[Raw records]
━━━
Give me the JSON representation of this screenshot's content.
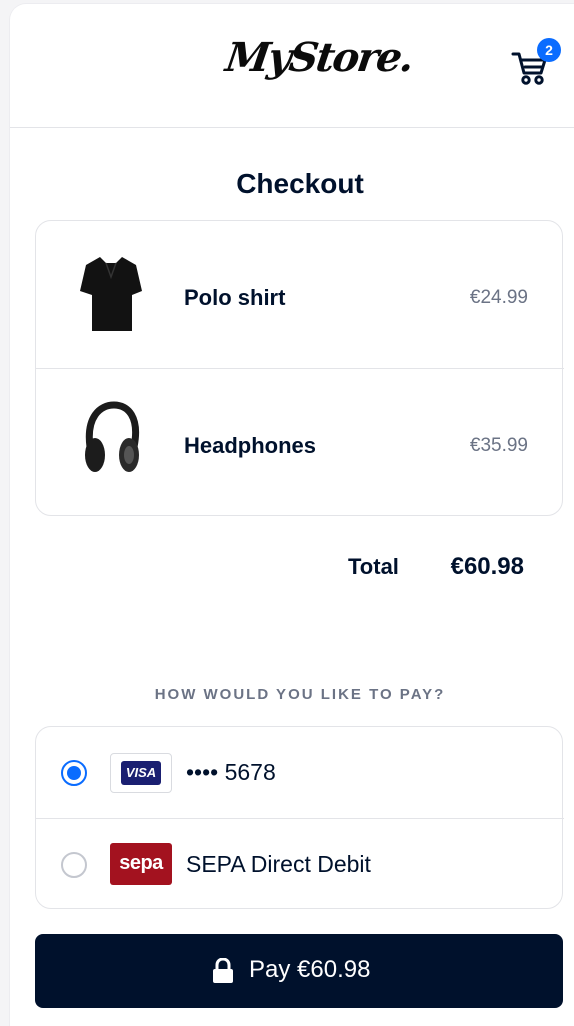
{
  "header": {
    "logo_text": "MyStore.",
    "cart_count": "2",
    "cart_icon": "cart-icon"
  },
  "page_title": "Checkout",
  "items": [
    {
      "name": "Polo shirt",
      "price": "€24.99",
      "icon": "polo-shirt-image"
    },
    {
      "name": "Headphones",
      "price": "€35.99",
      "icon": "headphones-image"
    }
  ],
  "total": {
    "label": "Total",
    "value": "€60.98"
  },
  "payment": {
    "heading": "HOW WOULD YOU LIKE TO PAY?",
    "methods": [
      {
        "brand": "VISA",
        "label": "•••• 5678",
        "selected": true
      },
      {
        "brand": "sepa",
        "label": "SEPA Direct Debit",
        "selected": false
      }
    ]
  },
  "pay_button": {
    "label": "Pay €60.98",
    "icon": "lock-icon"
  },
  "colors": {
    "primary": "#00112c",
    "accent": "#0a6cff",
    "muted": "#6b7385",
    "sepa": "#a3121f",
    "visa": "#1a1f71"
  }
}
━━━
Give the number of lines in the entries that include the string "icon", and nothing more.

4